Saved data entries:
** BEGIN **

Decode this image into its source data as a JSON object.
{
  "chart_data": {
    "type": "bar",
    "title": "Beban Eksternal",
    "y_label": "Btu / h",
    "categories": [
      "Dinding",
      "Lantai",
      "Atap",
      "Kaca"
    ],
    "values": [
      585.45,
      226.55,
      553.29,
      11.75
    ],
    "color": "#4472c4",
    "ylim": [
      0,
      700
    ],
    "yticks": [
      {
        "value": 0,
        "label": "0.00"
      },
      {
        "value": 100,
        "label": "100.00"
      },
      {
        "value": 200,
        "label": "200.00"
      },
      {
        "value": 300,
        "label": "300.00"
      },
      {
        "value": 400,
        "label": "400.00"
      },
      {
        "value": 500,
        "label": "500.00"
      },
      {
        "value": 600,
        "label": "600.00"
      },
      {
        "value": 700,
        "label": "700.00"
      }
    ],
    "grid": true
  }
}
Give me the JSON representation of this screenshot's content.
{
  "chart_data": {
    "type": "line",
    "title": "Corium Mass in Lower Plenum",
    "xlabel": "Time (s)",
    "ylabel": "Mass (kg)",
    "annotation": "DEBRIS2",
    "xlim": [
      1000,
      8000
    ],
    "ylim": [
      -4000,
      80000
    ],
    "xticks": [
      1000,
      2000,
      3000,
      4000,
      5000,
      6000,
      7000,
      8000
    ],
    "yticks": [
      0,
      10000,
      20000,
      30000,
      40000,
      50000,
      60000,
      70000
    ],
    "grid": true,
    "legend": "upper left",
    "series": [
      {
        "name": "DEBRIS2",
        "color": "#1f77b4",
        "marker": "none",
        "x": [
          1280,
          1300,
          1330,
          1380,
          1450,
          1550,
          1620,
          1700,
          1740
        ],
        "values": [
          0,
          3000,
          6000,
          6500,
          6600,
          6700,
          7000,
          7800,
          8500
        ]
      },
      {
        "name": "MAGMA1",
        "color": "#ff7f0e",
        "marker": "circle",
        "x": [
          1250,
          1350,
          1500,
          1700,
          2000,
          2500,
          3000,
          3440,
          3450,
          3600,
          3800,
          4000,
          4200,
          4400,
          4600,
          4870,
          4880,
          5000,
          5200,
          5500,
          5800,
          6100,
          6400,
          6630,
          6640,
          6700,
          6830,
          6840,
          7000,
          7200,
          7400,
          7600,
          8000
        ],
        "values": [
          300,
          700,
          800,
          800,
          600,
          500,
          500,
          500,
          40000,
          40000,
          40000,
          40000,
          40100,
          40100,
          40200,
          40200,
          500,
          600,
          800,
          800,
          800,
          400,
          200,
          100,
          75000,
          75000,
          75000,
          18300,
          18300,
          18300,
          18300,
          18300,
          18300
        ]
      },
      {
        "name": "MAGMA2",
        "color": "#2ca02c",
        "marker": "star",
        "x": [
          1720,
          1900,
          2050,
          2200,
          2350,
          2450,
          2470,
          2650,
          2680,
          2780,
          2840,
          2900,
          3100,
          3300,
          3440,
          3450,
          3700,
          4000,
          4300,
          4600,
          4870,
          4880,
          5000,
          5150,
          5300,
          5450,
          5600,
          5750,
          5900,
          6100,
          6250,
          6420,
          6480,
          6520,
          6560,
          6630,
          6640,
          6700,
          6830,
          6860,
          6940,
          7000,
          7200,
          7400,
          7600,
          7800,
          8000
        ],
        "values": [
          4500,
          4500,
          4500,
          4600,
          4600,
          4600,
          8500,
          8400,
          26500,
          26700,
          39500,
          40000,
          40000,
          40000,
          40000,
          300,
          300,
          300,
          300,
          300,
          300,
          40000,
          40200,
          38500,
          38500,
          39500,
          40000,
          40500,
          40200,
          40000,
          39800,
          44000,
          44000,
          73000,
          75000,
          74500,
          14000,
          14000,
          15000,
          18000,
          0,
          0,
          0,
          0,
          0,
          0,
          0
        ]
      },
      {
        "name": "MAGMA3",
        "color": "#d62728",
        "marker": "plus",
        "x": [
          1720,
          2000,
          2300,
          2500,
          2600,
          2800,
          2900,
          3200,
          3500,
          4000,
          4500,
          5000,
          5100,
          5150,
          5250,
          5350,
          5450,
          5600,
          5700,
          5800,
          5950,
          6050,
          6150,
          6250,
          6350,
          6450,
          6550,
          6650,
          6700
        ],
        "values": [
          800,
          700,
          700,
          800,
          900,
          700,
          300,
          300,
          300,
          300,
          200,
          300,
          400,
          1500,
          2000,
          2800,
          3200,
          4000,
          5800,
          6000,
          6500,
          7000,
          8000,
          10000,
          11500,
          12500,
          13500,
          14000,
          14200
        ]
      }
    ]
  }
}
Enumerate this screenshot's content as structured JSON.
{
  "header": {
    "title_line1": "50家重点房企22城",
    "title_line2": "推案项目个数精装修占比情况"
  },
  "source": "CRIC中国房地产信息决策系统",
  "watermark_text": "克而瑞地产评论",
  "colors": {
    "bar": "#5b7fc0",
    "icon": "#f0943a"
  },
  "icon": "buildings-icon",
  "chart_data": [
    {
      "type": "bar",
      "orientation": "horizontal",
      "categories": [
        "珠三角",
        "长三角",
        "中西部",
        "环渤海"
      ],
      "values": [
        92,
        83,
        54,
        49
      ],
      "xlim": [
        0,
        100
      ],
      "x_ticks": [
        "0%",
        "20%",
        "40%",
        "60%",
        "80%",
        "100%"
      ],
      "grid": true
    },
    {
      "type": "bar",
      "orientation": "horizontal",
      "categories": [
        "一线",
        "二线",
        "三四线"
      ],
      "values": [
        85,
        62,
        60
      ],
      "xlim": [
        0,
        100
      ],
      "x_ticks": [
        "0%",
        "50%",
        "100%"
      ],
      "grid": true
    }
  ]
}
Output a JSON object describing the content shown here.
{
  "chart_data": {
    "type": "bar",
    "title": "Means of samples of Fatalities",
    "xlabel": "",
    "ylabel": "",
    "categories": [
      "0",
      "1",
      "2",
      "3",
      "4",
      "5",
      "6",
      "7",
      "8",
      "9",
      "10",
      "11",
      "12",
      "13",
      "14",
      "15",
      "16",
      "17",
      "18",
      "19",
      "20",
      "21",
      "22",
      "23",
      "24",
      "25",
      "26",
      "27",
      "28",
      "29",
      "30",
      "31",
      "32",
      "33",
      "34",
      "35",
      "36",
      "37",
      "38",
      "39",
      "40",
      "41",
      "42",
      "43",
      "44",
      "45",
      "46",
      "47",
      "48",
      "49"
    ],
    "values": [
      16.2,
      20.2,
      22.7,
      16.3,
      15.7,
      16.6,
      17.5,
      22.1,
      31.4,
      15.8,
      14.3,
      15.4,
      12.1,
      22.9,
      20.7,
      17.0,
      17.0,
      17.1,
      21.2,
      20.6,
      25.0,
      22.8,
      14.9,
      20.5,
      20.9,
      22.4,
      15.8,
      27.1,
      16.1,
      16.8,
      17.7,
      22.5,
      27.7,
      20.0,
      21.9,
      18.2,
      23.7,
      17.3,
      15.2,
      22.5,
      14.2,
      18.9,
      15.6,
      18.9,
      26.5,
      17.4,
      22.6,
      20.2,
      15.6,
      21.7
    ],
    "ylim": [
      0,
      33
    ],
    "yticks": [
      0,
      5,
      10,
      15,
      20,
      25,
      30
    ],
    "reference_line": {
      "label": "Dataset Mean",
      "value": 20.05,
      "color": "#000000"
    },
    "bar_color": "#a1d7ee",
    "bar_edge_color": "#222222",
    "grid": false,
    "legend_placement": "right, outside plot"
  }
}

** END **

Would you restate each of the entries word for word?

» **WRITTEN RESPONSE**
Decode this image into its source data as a JSON object.
{
  "chart_data": {
    "type": "bar",
    "title": "Beban Eksternal",
    "y_label": "Btu / h",
    "categories": [
      "Dinding",
      "Lantai",
      "Atap",
      "Kaca"
    ],
    "values": [
      585.45,
      226.55,
      553.29,
      11.75
    ],
    "color": "#4472c4",
    "ylim": [
      0,
      700
    ],
    "yticks": [
      {
        "value": 0,
        "label": "0.00"
      },
      {
        "value": 100,
        "label": "100.00"
      },
      {
        "value": 200,
        "label": "200.00"
      },
      {
        "value": 300,
        "label": "300.00"
      },
      {
        "value": 400,
        "label": "400.00"
      },
      {
        "value": 500,
        "label": "500.00"
      },
      {
        "value": 600,
        "label": "600.00"
      },
      {
        "value": 700,
        "label": "700.00"
      }
    ],
    "grid": true
  }
}
Give me the JSON representation of this screenshot's content.
{
  "chart_data": {
    "type": "line",
    "title": "Corium Mass in Lower Plenum",
    "xlabel": "Time (s)",
    "ylabel": "Mass (kg)",
    "annotation": "DEBRIS2",
    "xlim": [
      1000,
      8000
    ],
    "ylim": [
      -4000,
      80000
    ],
    "xticks": [
      1000,
      2000,
      3000,
      4000,
      5000,
      6000,
      7000,
      8000
    ],
    "yticks": [
      0,
      10000,
      20000,
      30000,
      40000,
      50000,
      60000,
      70000
    ],
    "grid": true,
    "legend": "upper left",
    "series": [
      {
        "name": "DEBRIS2",
        "color": "#1f77b4",
        "marker": "none",
        "x": [
          1280,
          1300,
          1330,
          1380,
          1450,
          1550,
          1620,
          1700,
          1740
        ],
        "values": [
          0,
          3000,
          6000,
          6500,
          6600,
          6700,
          7000,
          7800,
          8500
        ]
      },
      {
        "name": "MAGMA1",
        "color": "#ff7f0e",
        "marker": "circle",
        "x": [
          1250,
          1350,
          1500,
          1700,
          2000,
          2500,
          3000,
          3440,
          3450,
          3600,
          3800,
          4000,
          4200,
          4400,
          4600,
          4870,
          4880,
          5000,
          5200,
          5500,
          5800,
          6100,
          6400,
          6630,
          6640,
          6700,
          6830,
          6840,
          7000,
          7200,
          7400,
          7600,
          8000
        ],
        "values": [
          300,
          700,
          800,
          800,
          600,
          500,
          500,
          500,
          40000,
          40000,
          40000,
          40000,
          40100,
          40100,
          40200,
          40200,
          500,
          600,
          800,
          800,
          800,
          400,
          200,
          100,
          75000,
          75000,
          75000,
          18300,
          18300,
          18300,
          18300,
          18300,
          18300
        ]
      },
      {
        "name": "MAGMA2",
        "color": "#2ca02c",
        "marker": "star",
        "x": [
          1720,
          1900,
          2050,
          2200,
          2350,
          2450,
          2470,
          2650,
          2680,
          2780,
          2840,
          2900,
          3100,
          3300,
          3440,
          3450,
          3700,
          4000,
          4300,
          4600,
          4870,
          4880,
          5000,
          5150,
          5300,
          5450,
          5600,
          5750,
          5900,
          6100,
          6250,
          6420,
          6480,
          6520,
          6560,
          6630,
          6640,
          6700,
          6830,
          6860,
          6940,
          7000,
          7200,
          7400,
          7600,
          7800,
          8000
        ],
        "values": [
          4500,
          4500,
          4500,
          4600,
          4600,
          4600,
          8500,
          8400,
          26500,
          26700,
          39500,
          40000,
          40000,
          40000,
          40000,
          300,
          300,
          300,
          300,
          300,
          300,
          40000,
          40200,
          38500,
          38500,
          39500,
          40000,
          40500,
          40200,
          40000,
          39800,
          44000,
          44000,
          73000,
          75000,
          74500,
          14000,
          14000,
          15000,
          18000,
          0,
          0,
          0,
          0,
          0,
          0,
          0
        ]
      },
      {
        "name": "MAGMA3",
        "color": "#d62728",
        "marker": "plus",
        "x": [
          1720,
          2000,
          2300,
          2500,
          2600,
          2800,
          2900,
          3200,
          3500,
          4000,
          4500,
          5000,
          5100,
          5150,
          5250,
          5350,
          5450,
          5600,
          5700,
          5800,
          5950,
          6050,
          6150,
          6250,
          6350,
          6450,
          6550,
          6650,
          6700
        ],
        "values": [
          800,
          700,
          700,
          800,
          900,
          700,
          300,
          300,
          300,
          300,
          200,
          300,
          400,
          1500,
          2000,
          2800,
          3200,
          4000,
          5800,
          6000,
          6500,
          7000,
          8000,
          10000,
          11500,
          12500,
          13500,
          14000,
          14200
        ]
      }
    ]
  }
}
Enumerate this screenshot's content as structured JSON.
{
  "header": {
    "title_line1": "50家重点房企22城",
    "title_line2": "推案项目个数精装修占比情况"
  },
  "source": "CRIC中国房地产信息决策系统",
  "watermark_text": "克而瑞地产评论",
  "colors": {
    "bar": "#5b7fc0",
    "icon": "#f0943a"
  },
  "icon": "buildings-icon",
  "chart_data": [
    {
      "type": "bar",
      "orientation": "horizontal",
      "categories": [
        "珠三角",
        "长三角",
        "中西部",
        "环渤海"
      ],
      "values": [
        92,
        83,
        54,
        49
      ],
      "xlim": [
        0,
        100
      ],
      "x_ticks": [
        "0%",
        "20%",
        "40%",
        "60%",
        "80%",
        "100%"
      ],
      "grid": true
    },
    {
      "type": "bar",
      "orientation": "horizontal",
      "categories": [
        "一线",
        "二线",
        "三四线"
      ],
      "values": [
        85,
        62,
        60
      ],
      "xlim": [
        0,
        100
      ],
      "x_ticks": [
        "0%",
        "50%",
        "100%"
      ],
      "grid": true
    }
  ]
}
Output a JSON object describing the content shown here.
{
  "chart_data": {
    "type": "bar",
    "title": "Means of samples of Fatalities",
    "xlabel": "",
    "ylabel": "",
    "categories": [
      "0",
      "1",
      "2",
      "3",
      "4",
      "5",
      "6",
      "7",
      "8",
      "9",
      "10",
      "11",
      "12",
      "13",
      "14",
      "15",
      "16",
      "17",
      "18",
      "19",
      "20",
      "21",
      "22",
      "23",
      "24",
      "25",
      "26",
      "27",
      "28",
      "29",
      "30",
      "31",
      "32",
      "33",
      "34",
      "35",
      "36",
      "37",
      "38",
      "39",
      "40",
      "41",
      "42",
      "43",
      "44",
      "45",
      "46",
      "47",
      "48",
      "49"
    ],
    "values": [
      16.2,
      20.2,
      22.7,
      16.3,
      15.7,
      16.6,
      17.5,
      22.1,
      31.4,
      15.8,
      14.3,
      15.4,
      12.1,
      22.9,
      20.7,
      17.0,
      17.0,
      17.1,
      21.2,
      20.6,
      25.0,
      22.8,
      14.9,
      20.5,
      20.9,
      22.4,
      15.8,
      27.1,
      16.1,
      16.8,
      17.7,
      22.5,
      27.7,
      20.0,
      21.9,
      18.2,
      23.7,
      17.3,
      15.2,
      22.5,
      14.2,
      18.9,
      15.6,
      18.9,
      26.5,
      17.4,
      22.6,
      20.2,
      15.6,
      21.7
    ],
    "ylim": [
      0,
      33
    ],
    "yticks": [
      0,
      5,
      10,
      15,
      20,
      25,
      30
    ],
    "reference_line": {
      "label": "Dataset Mean",
      "value": 20.05,
      "color": "#000000"
    },
    "bar_color": "#a1d7ee",
    "bar_edge_color": "#222222",
    "grid": false,
    "legend_placement": "right, outside plot"
  }
}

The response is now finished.